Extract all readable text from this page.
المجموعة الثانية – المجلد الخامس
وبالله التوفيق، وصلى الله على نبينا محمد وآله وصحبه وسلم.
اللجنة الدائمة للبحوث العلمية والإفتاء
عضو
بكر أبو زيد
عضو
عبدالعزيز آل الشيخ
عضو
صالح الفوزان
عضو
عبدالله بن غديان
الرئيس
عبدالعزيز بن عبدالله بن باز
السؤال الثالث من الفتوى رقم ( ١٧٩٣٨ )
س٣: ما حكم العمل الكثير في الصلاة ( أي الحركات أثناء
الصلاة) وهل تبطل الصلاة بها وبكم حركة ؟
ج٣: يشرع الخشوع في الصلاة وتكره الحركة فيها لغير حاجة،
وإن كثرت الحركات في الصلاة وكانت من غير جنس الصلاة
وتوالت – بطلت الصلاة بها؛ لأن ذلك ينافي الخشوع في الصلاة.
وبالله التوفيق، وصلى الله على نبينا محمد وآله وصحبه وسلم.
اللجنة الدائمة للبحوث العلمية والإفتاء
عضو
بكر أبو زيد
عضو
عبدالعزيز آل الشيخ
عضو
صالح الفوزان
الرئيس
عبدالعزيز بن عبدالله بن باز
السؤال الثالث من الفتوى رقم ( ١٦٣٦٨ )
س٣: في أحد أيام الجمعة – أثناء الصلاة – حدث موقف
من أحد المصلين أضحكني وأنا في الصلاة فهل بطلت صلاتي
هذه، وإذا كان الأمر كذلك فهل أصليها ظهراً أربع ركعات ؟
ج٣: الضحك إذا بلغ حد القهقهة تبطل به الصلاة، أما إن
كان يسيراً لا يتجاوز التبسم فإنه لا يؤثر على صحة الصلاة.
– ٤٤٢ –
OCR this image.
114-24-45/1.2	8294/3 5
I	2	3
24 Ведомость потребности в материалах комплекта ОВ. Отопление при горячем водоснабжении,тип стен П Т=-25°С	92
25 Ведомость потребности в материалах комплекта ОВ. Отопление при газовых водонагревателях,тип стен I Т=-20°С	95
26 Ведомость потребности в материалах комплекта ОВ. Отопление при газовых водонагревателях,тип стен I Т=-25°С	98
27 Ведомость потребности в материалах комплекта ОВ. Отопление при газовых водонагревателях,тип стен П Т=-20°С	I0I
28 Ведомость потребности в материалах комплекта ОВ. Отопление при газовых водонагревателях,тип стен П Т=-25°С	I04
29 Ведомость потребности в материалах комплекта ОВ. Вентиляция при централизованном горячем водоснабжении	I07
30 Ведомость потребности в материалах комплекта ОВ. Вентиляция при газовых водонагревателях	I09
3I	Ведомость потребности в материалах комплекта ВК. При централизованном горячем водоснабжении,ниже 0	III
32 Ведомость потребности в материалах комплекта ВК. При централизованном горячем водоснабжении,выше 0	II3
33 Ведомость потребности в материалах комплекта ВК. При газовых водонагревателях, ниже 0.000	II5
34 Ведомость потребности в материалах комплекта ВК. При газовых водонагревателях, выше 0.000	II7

════

▶ _GOAL OF THE EXERCISE_
Reproduce every line of the material above exactly.

▶ _RESPONSE_
Extract all readable text from this page.
المجموعة الثانية – المجلد الخامس
وبالله التوفيق، وصلى الله على نبينا محمد وآله وصحبه وسلم.
اللجنة الدائمة للبحوث العلمية والإفتاء
عضو
بكر أبو زيد
عضو
عبدالعزيز آل الشيخ
عضو
صالح الفوزان
عضو
عبدالله بن غديان
الرئيس
عبدالعزيز بن عبدالله بن باز
السؤال الثالث من الفتوى رقم ( ١٧٩٣٨ )
س٣: ما حكم العمل الكثير في الصلاة ( أي الحركات أثناء
الصلاة) وهل تبطل الصلاة بها وبكم حركة ؟
ج٣: يشرع الخشوع في الصلاة وتكره الحركة فيها لغير حاجة،
وإن كثرت الحركات في الصلاة وكانت من غير جنس الصلاة
وتوالت – بطلت الصلاة بها؛ لأن ذلك ينافي الخشوع في الصلاة.
وبالله التوفيق، وصلى الله على نبينا محمد وآله وصحبه وسلم.
اللجنة الدائمة للبحوث العلمية والإفتاء
عضو
بكر أبو زيد
عضو
عبدالعزيز آل الشيخ
عضو
صالح الفوزان
الرئيس
عبدالعزيز بن عبدالله بن باز
السؤال الثالث من الفتوى رقم ( ١٦٣٦٨ )
س٣: في أحد أيام الجمعة – أثناء الصلاة – حدث موقف
من أحد المصلين أضحكني وأنا في الصلاة فهل بطلت صلاتي
هذه، وإذا كان الأمر كذلك فهل أصليها ظهراً أربع ركعات ؟
ج٣: الضحك إذا بلغ حد القهقهة تبطل به الصلاة، أما إن
كان يسيراً لا يتجاوز التبسم فإنه لا يؤثر على صحة الصلاة.
– ٤٤٢ –
OCR this image.
114-24-45/1.2	8294/3 5
I	2	3
24 Ведомость потребности в материалах комплекта ОВ. Отопление при горячем водоснабжении,тип стен П Т=-25°С	92
25 Ведомость потребности в материалах комплекта ОВ. Отопление при газовых водонагревателях,тип стен I Т=-20°С	95
26 Ведомость потребности в материалах комплекта ОВ. Отопление при газовых водонагревателях,тип стен I Т=-25°С	98
27 Ведомость потребности в материалах комплекта ОВ. Отопление при газовых водонагревателях,тип стен П Т=-20°С	I0I
28 Ведомость потребности в материалах комплекта ОВ. Отопление при газовых водонагревателях,тип стен П Т=-25°С	I04
29 Ведомость потребности в материалах комплекта ОВ. Вентиляция при централизованном горячем водоснабжении	I07
30 Ведомость потребности в материалах комплекта ОВ. Вентиляция при газовых водонагревателях	I09
3I	Ведомость потребности в материалах комплекта ВК. При централизованном горячем водоснабжении,ниже 0	III
32 Ведомость потребности в материалах комплекта ВК. При централизованном горячем водоснабжении,выше 0	II3
33 Ведомость потребности в материалах комплекта ВК. При газовых водонагревателях, ниже 0.000	II5
34 Ведомость потребности в материалах комплекта ВК. При газовых водонагревателях, выше 0.000	II7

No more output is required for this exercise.